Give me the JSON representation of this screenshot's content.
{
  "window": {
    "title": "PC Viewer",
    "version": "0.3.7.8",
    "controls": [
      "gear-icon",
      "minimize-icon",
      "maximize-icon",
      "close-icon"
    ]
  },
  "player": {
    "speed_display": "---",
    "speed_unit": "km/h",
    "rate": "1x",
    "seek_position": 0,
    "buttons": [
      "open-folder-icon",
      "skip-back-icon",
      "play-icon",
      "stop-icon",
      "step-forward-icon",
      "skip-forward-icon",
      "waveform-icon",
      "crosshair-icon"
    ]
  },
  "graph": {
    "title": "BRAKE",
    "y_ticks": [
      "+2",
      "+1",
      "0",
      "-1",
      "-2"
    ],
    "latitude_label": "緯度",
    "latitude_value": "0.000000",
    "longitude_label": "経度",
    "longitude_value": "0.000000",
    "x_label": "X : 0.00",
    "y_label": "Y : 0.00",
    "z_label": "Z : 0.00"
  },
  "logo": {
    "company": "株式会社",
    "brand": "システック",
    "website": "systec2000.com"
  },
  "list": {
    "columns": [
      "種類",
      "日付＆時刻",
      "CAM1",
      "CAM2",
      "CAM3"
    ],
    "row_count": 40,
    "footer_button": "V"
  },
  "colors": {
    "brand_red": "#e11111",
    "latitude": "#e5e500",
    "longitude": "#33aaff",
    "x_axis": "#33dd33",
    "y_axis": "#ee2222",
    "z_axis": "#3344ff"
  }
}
- - -
(TO BE DONE) Reproduce the records in full, exactly as written.

(EXERCISE OUTPUT)
Give me the JSON representation of this screenshot's content.
{
  "window": {
    "title": "PC Viewer",
    "version": "0.3.7.8",
    "controls": [
      "gear-icon",
      "minimize-icon",
      "maximize-icon",
      "close-icon"
    ]
  },
  "player": {
    "speed_display": "---",
    "speed_unit": "km/h",
    "rate": "1x",
    "seek_position": 0,
    "buttons": [
      "open-folder-icon",
      "skip-back-icon",
      "play-icon",
      "stop-icon",
      "step-forward-icon",
      "skip-forward-icon",
      "waveform-icon",
      "crosshair-icon"
    ]
  },
  "graph": {
    "title": "BRAKE",
    "y_ticks": [
      "+2",
      "+1",
      "0",
      "-1",
      "-2"
    ],
    "latitude_label": "緯度",
    "latitude_value": "0.000000",
    "longitude_label": "経度",
    "longitude_value": "0.000000",
    "x_label": "X : 0.00",
    "y_label": "Y : 0.00",
    "z_label": "Z : 0.00"
  },
  "logo": {
    "company": "株式会社",
    "brand": "システック",
    "website": "systec2000.com"
  },
  "list": {
    "columns": [
      "種類",
      "日付＆時刻",
      "CAM1",
      "CAM2",
      "CAM3"
    ],
    "row_count": 40,
    "footer_button": "V"
  },
  "colors": {
    "brand_red": "#e11111",
    "latitude": "#e5e500",
    "longitude": "#33aaff",
    "x_axis": "#33dd33",
    "y_axis": "#ee2222",
    "z_axis": "#3344ff"
  }
}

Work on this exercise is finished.